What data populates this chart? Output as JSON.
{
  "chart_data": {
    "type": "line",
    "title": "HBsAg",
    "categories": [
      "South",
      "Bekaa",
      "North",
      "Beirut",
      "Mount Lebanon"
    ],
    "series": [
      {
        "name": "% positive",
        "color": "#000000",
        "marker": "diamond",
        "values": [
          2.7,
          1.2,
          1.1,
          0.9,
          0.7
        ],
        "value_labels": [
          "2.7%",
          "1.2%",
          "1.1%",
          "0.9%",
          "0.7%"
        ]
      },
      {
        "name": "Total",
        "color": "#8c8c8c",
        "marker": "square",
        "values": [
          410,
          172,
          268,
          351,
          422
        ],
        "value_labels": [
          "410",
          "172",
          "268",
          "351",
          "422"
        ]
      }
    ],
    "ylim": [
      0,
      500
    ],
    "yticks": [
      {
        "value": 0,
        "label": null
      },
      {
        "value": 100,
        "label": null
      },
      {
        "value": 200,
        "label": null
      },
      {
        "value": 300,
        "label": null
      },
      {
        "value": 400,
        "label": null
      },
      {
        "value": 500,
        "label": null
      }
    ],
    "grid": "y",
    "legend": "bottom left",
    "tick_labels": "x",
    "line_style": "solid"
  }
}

---------------

_TASK DIRECTIONS_
Using the data above, output each line exactly.

_THE OUTPUT_
What data populates this chart? Output as JSON.
{
  "chart_data": {
    "type": "line",
    "title": "HBsAg",
    "categories": [
      "South",
      "Bekaa",
      "North",
      "Beirut",
      "Mount Lebanon"
    ],
    "series": [
      {
        "name": "% positive",
        "color": "#000000",
        "marker": "diamond",
        "values": [
          2.7,
          1.2,
          1.1,
          0.9,
          0.7
        ],
        "value_labels": [
          "2.7%",
          "1.2%",
          "1.1%",
          "0.9%",
          "0.7%"
        ]
      },
      {
        "name": "Total",
        "color": "#8c8c8c",
        "marker": "square",
        "values": [
          410,
          172,
          268,
          351,
          422
        ],
        "value_labels": [
          "410",
          "172",
          "268",
          "351",
          "422"
        ]
      }
    ],
    "ylim": [
      0,
      500
    ],
    "yticks": [
      {
        "value": 0,
        "label": null
      },
      {
        "value": 100,
        "label": null
      },
      {
        "value": 200,
        "label": null
      },
      {
        "value": 300,
        "label": null
      },
      {
        "value": 400,
        "label": null
      },
      {
        "value": 500,
        "label": null
      }
    ],
    "grid": "y",
    "legend": "bottom left",
    "tick_labels": "x",
    "line_style": "solid"
  }
}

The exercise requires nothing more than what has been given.